To be done: Count how many lines contain "real" and reply with that number only.

Task material:
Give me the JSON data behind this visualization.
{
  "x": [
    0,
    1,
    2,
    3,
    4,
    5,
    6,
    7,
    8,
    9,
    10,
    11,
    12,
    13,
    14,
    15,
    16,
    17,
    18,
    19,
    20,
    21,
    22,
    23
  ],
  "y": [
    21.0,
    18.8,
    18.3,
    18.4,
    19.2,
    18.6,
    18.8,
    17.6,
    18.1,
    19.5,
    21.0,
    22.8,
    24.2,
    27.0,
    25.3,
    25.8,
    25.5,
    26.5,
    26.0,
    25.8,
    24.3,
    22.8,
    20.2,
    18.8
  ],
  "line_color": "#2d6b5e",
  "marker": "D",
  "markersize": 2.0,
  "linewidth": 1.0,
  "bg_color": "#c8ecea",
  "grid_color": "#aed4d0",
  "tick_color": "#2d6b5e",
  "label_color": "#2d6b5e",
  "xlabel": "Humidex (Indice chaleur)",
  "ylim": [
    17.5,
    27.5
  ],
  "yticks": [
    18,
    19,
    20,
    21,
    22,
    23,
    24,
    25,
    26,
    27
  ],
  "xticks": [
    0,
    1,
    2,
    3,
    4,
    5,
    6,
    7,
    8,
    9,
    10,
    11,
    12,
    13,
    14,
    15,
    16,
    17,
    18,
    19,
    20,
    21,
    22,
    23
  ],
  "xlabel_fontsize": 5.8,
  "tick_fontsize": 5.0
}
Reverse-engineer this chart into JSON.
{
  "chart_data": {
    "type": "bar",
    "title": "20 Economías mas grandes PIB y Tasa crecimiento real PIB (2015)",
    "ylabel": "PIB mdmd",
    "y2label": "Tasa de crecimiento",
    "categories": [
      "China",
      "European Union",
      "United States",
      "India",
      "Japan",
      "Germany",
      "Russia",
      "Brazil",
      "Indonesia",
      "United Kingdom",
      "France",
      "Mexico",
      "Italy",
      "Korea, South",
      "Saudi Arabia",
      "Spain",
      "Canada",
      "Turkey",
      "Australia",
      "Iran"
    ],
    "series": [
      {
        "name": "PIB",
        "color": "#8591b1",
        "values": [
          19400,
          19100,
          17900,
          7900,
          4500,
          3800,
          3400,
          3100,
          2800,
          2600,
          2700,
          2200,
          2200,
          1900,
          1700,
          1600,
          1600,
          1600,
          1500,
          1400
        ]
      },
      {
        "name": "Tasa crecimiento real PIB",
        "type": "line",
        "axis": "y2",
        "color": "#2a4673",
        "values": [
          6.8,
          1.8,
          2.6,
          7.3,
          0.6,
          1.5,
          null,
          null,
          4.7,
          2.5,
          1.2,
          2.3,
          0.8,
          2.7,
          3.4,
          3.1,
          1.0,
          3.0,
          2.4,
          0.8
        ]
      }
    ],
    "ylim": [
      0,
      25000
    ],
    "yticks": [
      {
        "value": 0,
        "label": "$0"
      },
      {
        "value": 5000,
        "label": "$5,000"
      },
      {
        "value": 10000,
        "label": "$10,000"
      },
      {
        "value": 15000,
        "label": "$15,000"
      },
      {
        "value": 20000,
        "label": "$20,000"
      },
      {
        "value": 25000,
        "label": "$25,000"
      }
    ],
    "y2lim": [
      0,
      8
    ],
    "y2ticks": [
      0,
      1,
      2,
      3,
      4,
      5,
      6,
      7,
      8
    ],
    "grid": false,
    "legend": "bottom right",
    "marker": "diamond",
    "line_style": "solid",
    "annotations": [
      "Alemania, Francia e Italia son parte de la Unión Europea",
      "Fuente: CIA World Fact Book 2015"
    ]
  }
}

* * *

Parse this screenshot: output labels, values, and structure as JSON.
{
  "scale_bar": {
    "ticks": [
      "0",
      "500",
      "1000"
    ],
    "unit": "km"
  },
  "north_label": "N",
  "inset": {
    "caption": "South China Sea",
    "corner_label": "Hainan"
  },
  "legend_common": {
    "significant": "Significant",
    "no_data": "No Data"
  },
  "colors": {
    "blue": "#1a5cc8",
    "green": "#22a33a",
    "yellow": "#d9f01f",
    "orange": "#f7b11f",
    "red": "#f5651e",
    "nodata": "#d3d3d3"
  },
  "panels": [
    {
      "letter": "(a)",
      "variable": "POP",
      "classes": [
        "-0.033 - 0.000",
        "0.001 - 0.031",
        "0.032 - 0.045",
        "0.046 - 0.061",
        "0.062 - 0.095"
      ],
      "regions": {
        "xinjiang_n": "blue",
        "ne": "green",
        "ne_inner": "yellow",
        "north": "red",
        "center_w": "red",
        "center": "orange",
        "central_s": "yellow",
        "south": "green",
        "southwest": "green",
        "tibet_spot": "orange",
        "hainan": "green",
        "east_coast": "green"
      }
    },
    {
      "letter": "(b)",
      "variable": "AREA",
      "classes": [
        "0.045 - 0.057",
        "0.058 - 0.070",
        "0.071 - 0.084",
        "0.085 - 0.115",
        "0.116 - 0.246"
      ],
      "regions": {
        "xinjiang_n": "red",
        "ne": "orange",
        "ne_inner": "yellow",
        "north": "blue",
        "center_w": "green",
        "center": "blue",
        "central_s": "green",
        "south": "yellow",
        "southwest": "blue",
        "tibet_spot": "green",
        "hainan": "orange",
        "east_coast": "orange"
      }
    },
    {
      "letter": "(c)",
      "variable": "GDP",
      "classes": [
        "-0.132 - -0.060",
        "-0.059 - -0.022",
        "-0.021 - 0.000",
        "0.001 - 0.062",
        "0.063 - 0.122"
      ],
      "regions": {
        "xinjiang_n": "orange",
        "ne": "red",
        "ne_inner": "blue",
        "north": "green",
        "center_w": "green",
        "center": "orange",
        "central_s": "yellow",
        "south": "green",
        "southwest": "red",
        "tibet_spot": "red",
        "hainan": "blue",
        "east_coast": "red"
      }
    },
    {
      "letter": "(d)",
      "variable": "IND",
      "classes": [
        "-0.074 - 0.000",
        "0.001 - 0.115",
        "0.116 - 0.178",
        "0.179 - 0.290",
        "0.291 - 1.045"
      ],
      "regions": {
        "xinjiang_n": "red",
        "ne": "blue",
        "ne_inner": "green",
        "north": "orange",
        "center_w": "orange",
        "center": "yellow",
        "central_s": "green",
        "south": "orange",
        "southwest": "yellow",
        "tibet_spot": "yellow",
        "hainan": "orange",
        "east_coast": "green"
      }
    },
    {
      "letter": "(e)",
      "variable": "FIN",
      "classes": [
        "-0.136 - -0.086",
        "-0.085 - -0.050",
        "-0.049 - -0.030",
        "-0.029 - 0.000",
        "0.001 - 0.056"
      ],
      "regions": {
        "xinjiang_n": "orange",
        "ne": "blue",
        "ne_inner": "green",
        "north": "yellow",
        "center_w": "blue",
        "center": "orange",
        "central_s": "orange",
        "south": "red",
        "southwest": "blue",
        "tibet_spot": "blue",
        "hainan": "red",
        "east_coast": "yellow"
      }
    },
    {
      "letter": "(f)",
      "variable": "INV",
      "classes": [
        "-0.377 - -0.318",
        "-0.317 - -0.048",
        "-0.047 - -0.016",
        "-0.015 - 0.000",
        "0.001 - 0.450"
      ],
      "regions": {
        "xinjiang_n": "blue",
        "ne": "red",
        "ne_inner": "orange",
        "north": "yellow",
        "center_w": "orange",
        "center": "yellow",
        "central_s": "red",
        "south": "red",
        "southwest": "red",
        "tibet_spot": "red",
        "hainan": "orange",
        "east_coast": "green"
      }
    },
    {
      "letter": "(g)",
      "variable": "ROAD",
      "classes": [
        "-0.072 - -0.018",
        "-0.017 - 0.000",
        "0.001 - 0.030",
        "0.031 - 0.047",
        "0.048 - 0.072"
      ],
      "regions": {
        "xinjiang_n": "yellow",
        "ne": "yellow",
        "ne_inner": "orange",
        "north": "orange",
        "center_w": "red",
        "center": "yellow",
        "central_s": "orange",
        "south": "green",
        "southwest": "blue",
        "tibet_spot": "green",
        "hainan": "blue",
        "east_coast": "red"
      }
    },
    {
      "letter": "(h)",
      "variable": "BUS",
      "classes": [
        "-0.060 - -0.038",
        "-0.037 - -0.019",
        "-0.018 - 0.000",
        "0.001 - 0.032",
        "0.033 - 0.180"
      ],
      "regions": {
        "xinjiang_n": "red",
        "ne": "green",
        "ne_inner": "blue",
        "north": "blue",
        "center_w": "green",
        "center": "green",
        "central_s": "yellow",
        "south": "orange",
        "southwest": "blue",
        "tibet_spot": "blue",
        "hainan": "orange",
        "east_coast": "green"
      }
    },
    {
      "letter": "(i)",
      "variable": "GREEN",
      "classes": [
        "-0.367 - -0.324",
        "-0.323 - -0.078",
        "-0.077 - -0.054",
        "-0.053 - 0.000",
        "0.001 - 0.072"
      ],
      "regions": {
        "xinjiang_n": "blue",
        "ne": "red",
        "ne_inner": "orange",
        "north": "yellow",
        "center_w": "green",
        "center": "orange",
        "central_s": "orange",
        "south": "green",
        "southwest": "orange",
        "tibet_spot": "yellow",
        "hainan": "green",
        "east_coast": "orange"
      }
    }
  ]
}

Reply to the exercise: 2